Select all lines holding the word "text" from the entries that follow.

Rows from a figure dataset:

--- BEGIN ---

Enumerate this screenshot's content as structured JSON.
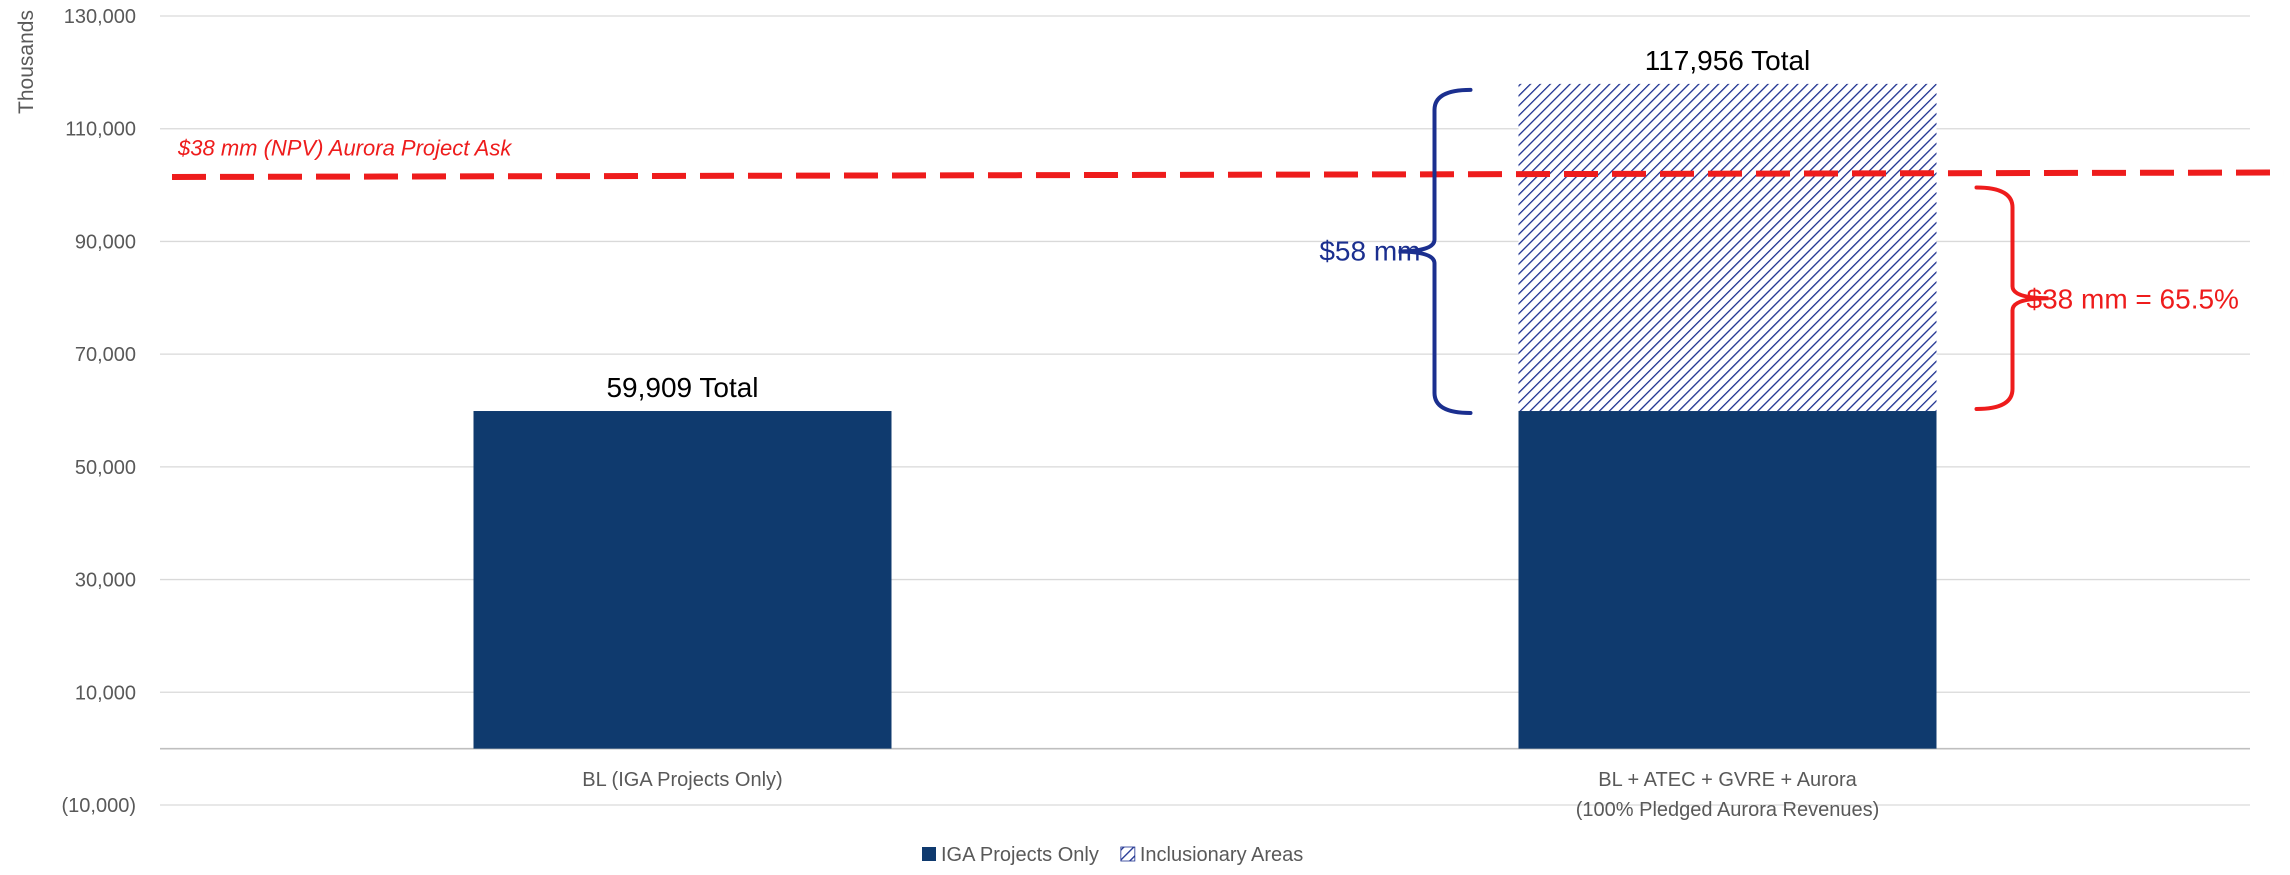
{
  "chart_data": {
    "type": "bar",
    "stacked": true,
    "ylabel": "Thousands",
    "ylim": [
      -10000,
      130000
    ],
    "yticks": [
      -10000,
      10000,
      30000,
      50000,
      70000,
      90000,
      110000,
      130000
    ],
    "ytick_labels": [
      "(10,000)",
      "10,000",
      "30,000",
      "50,000",
      "70,000",
      "90,000",
      "110,000",
      "130,000"
    ],
    "grid": true,
    "categories": [
      [
        "BL (IGA Projects Only)"
      ],
      [
        "BL + ATEC + GVRE + Aurora",
        "(100% Pledged Aurora Revenues)"
      ]
    ],
    "series": [
      {
        "name": "IGA Projects Only",
        "values": [
          59909,
          59909
        ],
        "color": "#0f3a6e",
        "pattern": "solid"
      },
      {
        "name": "Inclusionary Areas",
        "values": [
          0,
          58047
        ],
        "color": "#1b2f8f",
        "pattern": "hatch"
      }
    ],
    "total_labels": [
      "59,909 Total",
      "117,956 Total"
    ],
    "legend_position": "bottom-center",
    "reference_line": {
      "label": "$38 mm (NPV) Aurora Project Ask",
      "value": 101700,
      "color": "#ee1c1c"
    },
    "annotations": [
      {
        "text": "$58 mm",
        "color": "#1b2f8f",
        "from": 59909,
        "to": 117956
      },
      {
        "text": "$38 mm = 65.5%",
        "color": "#ee1c1c",
        "from": 59909,
        "to": 101700
      }
    ]
  }
}
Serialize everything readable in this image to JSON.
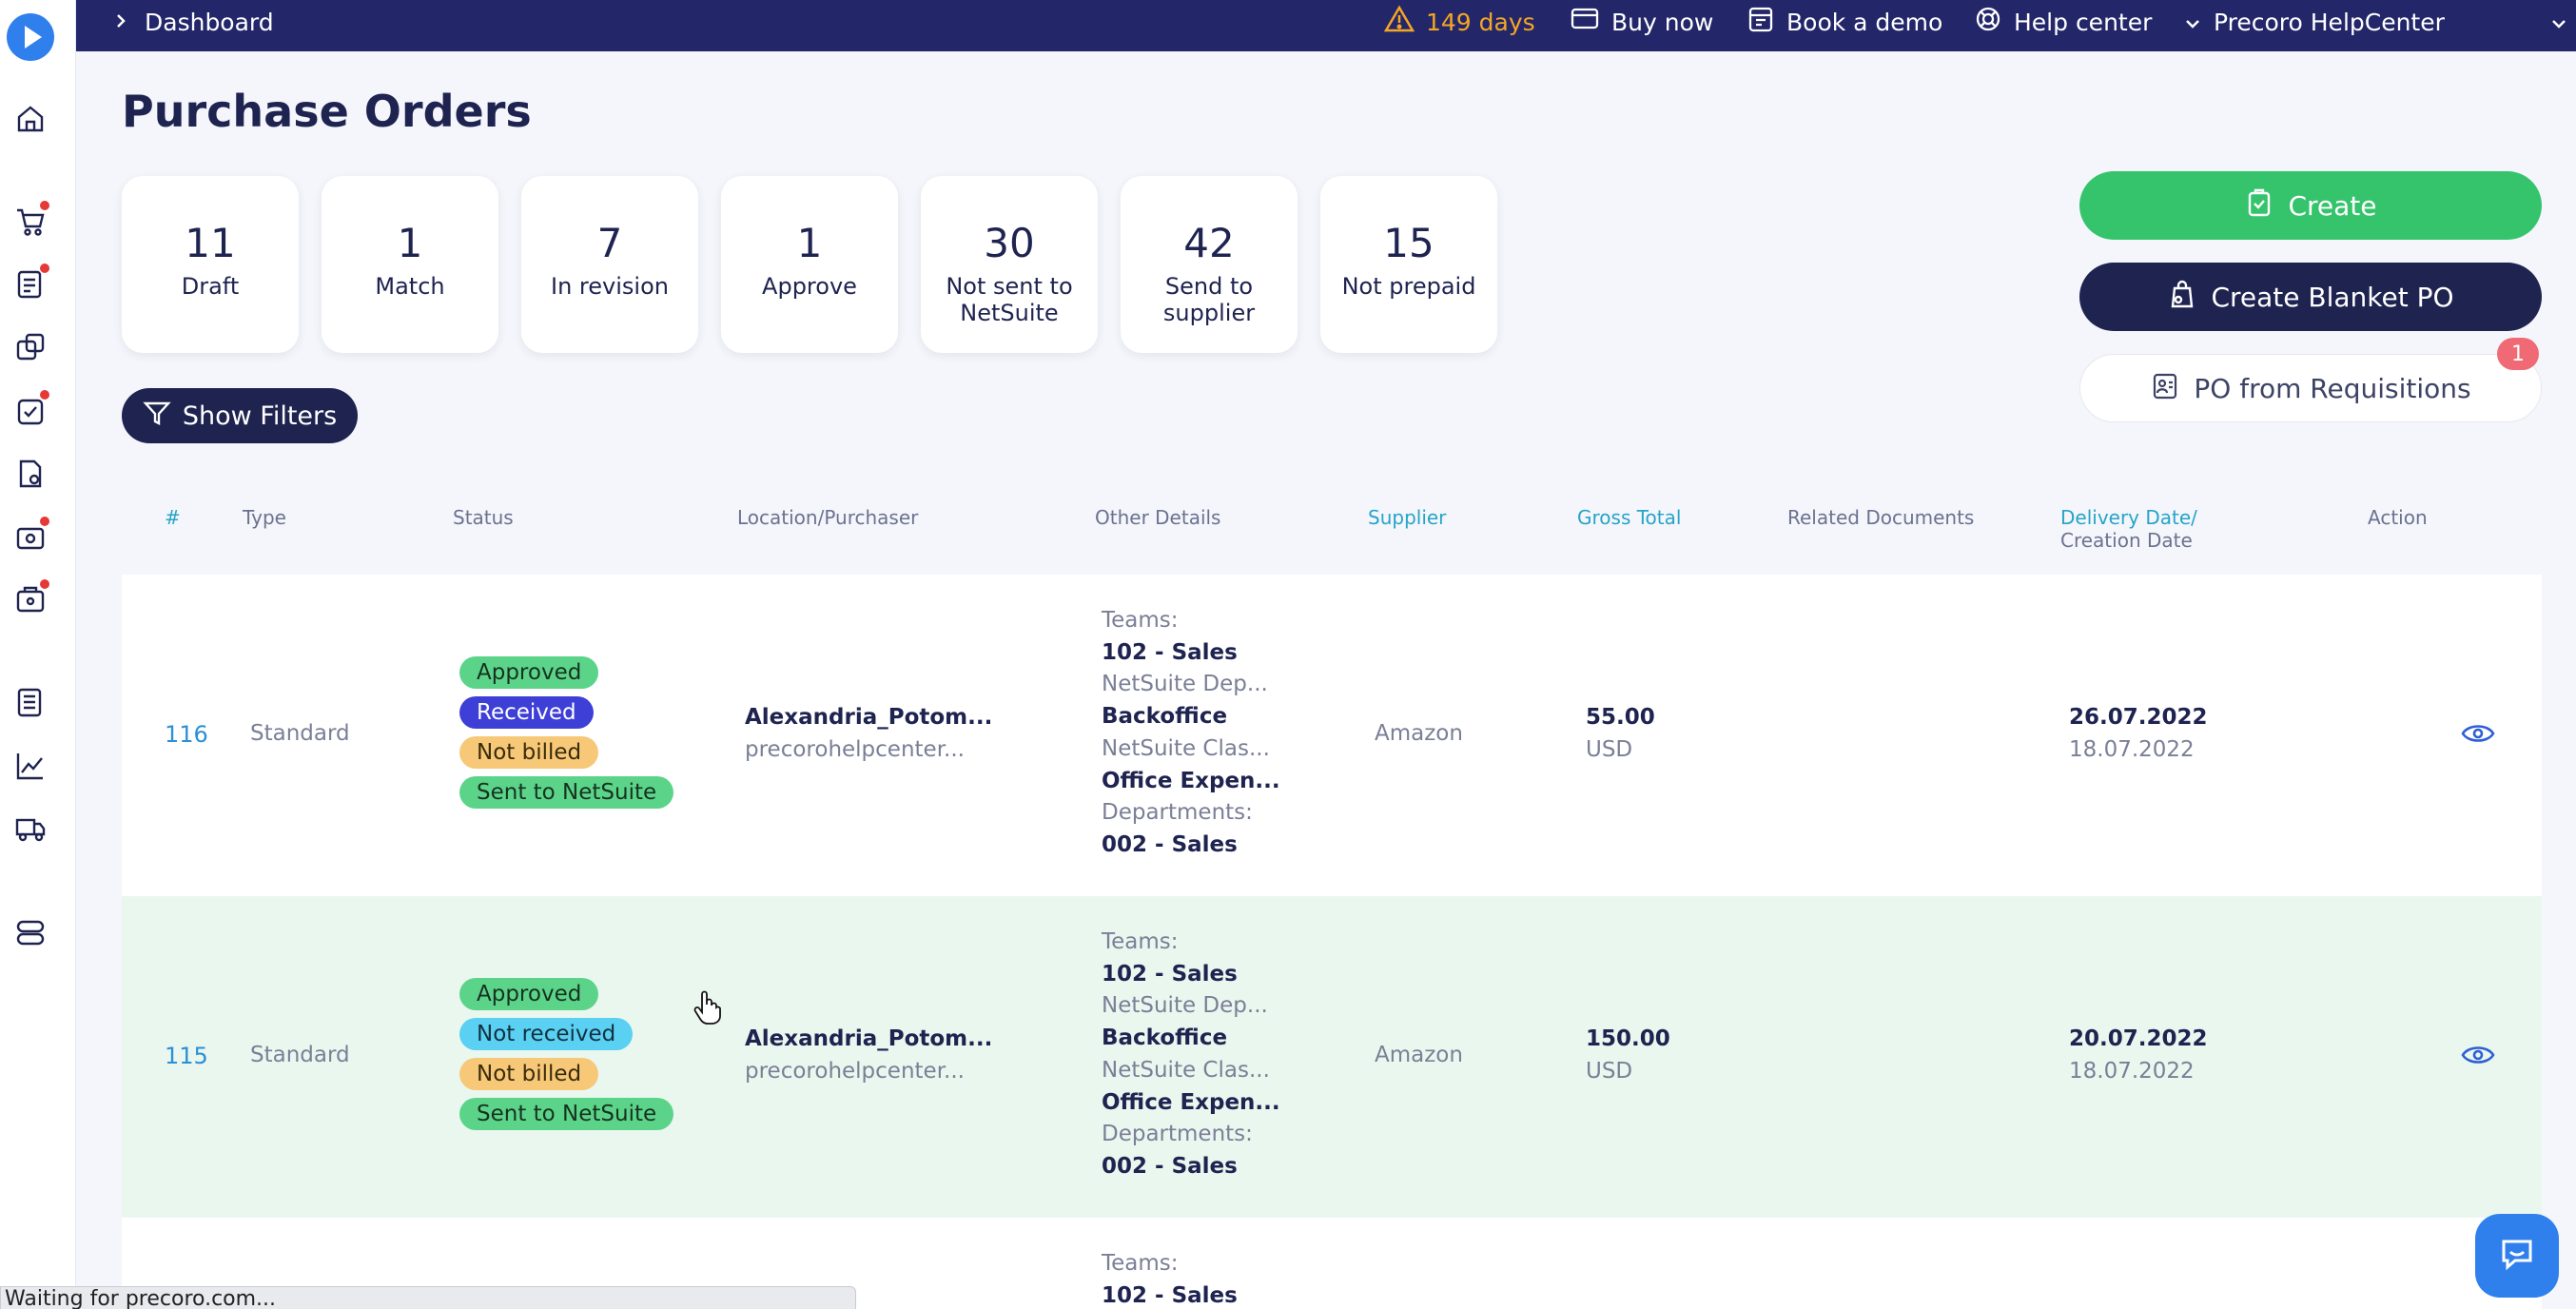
{
  "topbar": {
    "breadcrumb": "Dashboard",
    "trial": "149 days",
    "buy_now": "Buy now",
    "book_demo": "Book a demo",
    "help_center": "Help center",
    "company": "Precoro HelpCenter"
  },
  "page": {
    "title": "Purchase Orders"
  },
  "stats": [
    {
      "count": "11",
      "label": "Draft"
    },
    {
      "count": "1",
      "label": "Match"
    },
    {
      "count": "7",
      "label": "In revision"
    },
    {
      "count": "1",
      "label": "Approve"
    },
    {
      "count": "30",
      "label": "Not sent to NetSuite"
    },
    {
      "count": "42",
      "label": "Send to supplier"
    },
    {
      "count": "15",
      "label": "Not prepaid"
    }
  ],
  "actions": {
    "create": "Create",
    "create_blanket": "Create Blanket PO",
    "from_requisitions": "PO from Requisitions",
    "requisitions_badge": "1"
  },
  "filters": {
    "show_filters": "Show Filters"
  },
  "table": {
    "columns": {
      "num": "#",
      "type": "Type",
      "status": "Status",
      "location": "Location/Purchaser",
      "details": "Other Details",
      "supplier": "Supplier",
      "gross_total": "Gross Total",
      "related": "Related Documents",
      "delivery": "Delivery Date/",
      "creation": "Creation Date",
      "action": "Action"
    },
    "rows": [
      {
        "number": "116",
        "type": "Standard",
        "statuses": [
          "Approved",
          "Received",
          "Not billed",
          "Sent to NetSuite"
        ],
        "location": "Alexandria_Potom...",
        "purchaser": "precorohelpcenter...",
        "details": [
          "Teams:",
          "102 - Sales",
          "NetSuite Dep...",
          "Backoffice",
          "NetSuite Clas...",
          "Office Expen...",
          "Departments:",
          "002 - Sales"
        ],
        "supplier": "Amazon",
        "total": "55.00",
        "currency": "USD",
        "delivery_date": "26.07.2022",
        "creation_date": "18.07.2022"
      },
      {
        "number": "115",
        "type": "Standard",
        "statuses": [
          "Approved",
          "Not received",
          "Not billed",
          "Sent to NetSuite"
        ],
        "location": "Alexandria_Potom...",
        "purchaser": "precorohelpcenter...",
        "details": [
          "Teams:",
          "102 - Sales",
          "NetSuite Dep...",
          "Backoffice",
          "NetSuite Clas...",
          "Office Expen...",
          "Departments:",
          "002 - Sales"
        ],
        "supplier": "Amazon",
        "total": "150.00",
        "currency": "USD",
        "delivery_date": "20.07.2022",
        "creation_date": "18.07.2022"
      },
      {
        "details": [
          "Teams:",
          "102 - Sales"
        ]
      }
    ]
  },
  "browser": {
    "status": "Waiting for precoro.com..."
  },
  "colors": {
    "navy": "#23276a",
    "green": "#35c46c",
    "link": "#27a4c8",
    "warning": "#f5a623"
  }
}
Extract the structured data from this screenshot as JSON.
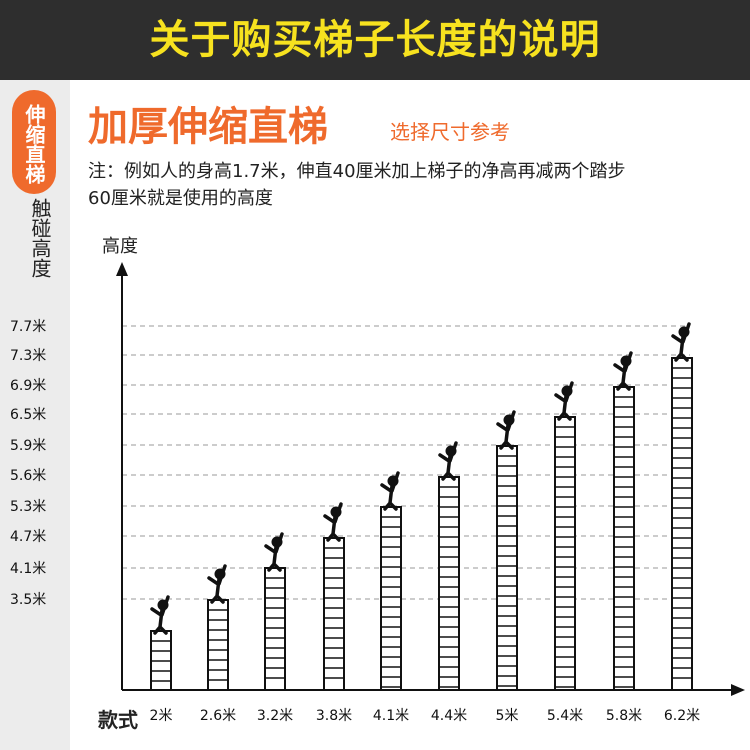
{
  "banner": {
    "title": "关于购买梯子长度的说明"
  },
  "sidebar": {
    "pill": "伸缩直梯",
    "text": "触碰高度"
  },
  "heading": {
    "main": "加厚伸缩直梯",
    "sub": "选择尺寸参考"
  },
  "note": {
    "text": "注：例如人的身高1.7米，伸直40厘米加上梯子的净高再减两个踏步60厘米就是使用的高度"
  },
  "chart_data": {
    "type": "bar",
    "ylabel": "高度",
    "xlabel": "款式",
    "categories": [
      "2米",
      "2.6米",
      "3.2米",
      "3.8米",
      "4.1米",
      "4.4米",
      "5米",
      "5.4米",
      "5.8米",
      "6.2米"
    ],
    "values": [
      3.5,
      4.1,
      4.7,
      5.3,
      5.6,
      5.9,
      6.5,
      6.9,
      7.3,
      7.7
    ],
    "y_tick_labels": [
      "7.7米",
      "7.3米",
      "6.9米",
      "6.5米",
      "5.9米",
      "5.6米",
      "5.3米",
      "4.7米",
      "4.1米",
      "3.5米"
    ],
    "grid": "dashed",
    "style": "ladder bars with person figure on top"
  }
}
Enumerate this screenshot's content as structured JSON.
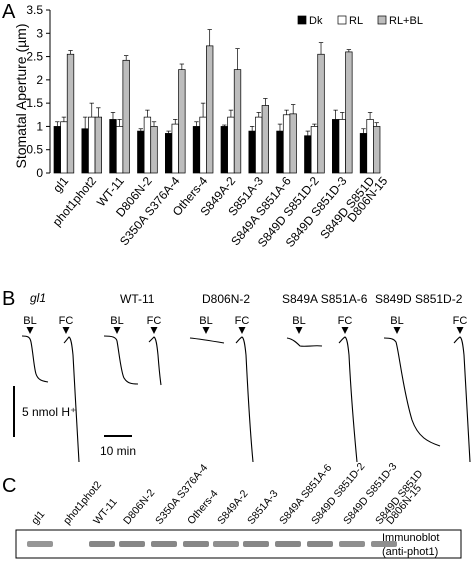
{
  "panels": {
    "a": {
      "letter": "A"
    },
    "b": {
      "letter": "B"
    },
    "c": {
      "letter": "C"
    }
  },
  "chart_data": [
    {
      "type": "bar",
      "ylabel": "Stomatal Aperture (µm)",
      "xlabel": "",
      "ylim": [
        0,
        3.5
      ],
      "yticks": [
        "0",
        "0.5",
        "1",
        "1.5",
        "2",
        "2.5",
        "3",
        "3.5"
      ],
      "legend_position": "top-right",
      "categories": [
        "gl1",
        "phot1phot2",
        "WT-11",
        "D806N-2",
        "S350A S376A-4",
        "Others-4",
        "S849A-2",
        "S851A-3",
        "S849A S851A-6",
        "S849D S851D-2",
        "S849D S851D-3",
        "S849D S851D D806N-15"
      ],
      "series": [
        {
          "name": "Dk",
          "color": "#000000",
          "values": [
            1.0,
            0.95,
            1.15,
            0.9,
            0.85,
            1.0,
            1.0,
            0.9,
            0.9,
            0.8,
            1.15,
            0.85
          ],
          "errors": [
            0.1,
            0.25,
            0.15,
            0.05,
            0.05,
            0.1,
            0.03,
            0.1,
            0.15,
            0.1,
            0.2,
            0.1
          ]
        },
        {
          "name": "RL",
          "color": "#ffffff",
          "values": [
            1.1,
            1.2,
            1.0,
            1.2,
            1.05,
            1.2,
            1.2,
            1.2,
            1.25,
            1.0,
            1.15,
            1.15
          ],
          "errors": [
            0.1,
            0.3,
            0.15,
            0.15,
            0.1,
            0.3,
            0.15,
            0.1,
            0.1,
            0.05,
            0.15,
            0.15
          ]
        },
        {
          "name": "RL+BL",
          "color": "#bdbdbd",
          "values": [
            2.55,
            1.2,
            2.42,
            1.0,
            2.22,
            2.73,
            2.22,
            1.45,
            1.27,
            2.55,
            2.6,
            1.0
          ],
          "errors": [
            0.08,
            0.2,
            0.1,
            0.1,
            0.12,
            0.35,
            0.45,
            0.15,
            0.2,
            0.25,
            0.05,
            0.08
          ]
        }
      ]
    },
    {
      "type": "line",
      "description_labels": {
        "markers": [
          "BL",
          "FC"
        ]
      },
      "traces": [
        "gl1",
        "WT-11",
        "D806N-2",
        "S849A S851A-6",
        "S849D S851D-2"
      ],
      "scale_bar_y": "5 nmol H⁺",
      "scale_bar_x": "10 min"
    },
    {
      "type": "table",
      "lanes": [
        "gl1",
        "phot1phot2",
        "WT-11",
        "D806N-2",
        "S350A S376A-4",
        "Others-4",
        "S849A-2",
        "S851A-3",
        "S849A S851A-6",
        "S849D S851D-2",
        "S849D S851D-3",
        "S849D S851D D806N-15"
      ],
      "band_intensity": [
        0.7,
        0.0,
        0.8,
        0.8,
        0.8,
        0.8,
        0.75,
        0.8,
        0.8,
        0.8,
        0.75,
        0.75
      ],
      "blot_label": [
        "Immunoblot",
        "(anti-phot1)"
      ]
    }
  ]
}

--- END ---

» Answer to this problem
        "text": "$58 mm",
        "text": "$38 mm = 65.5%",
    "text": "触碰高度"
    "text": "注：例如人的身高1.7米，伸直40厘米加上梯子的净高再减两个踏步60厘米就是使用的高度"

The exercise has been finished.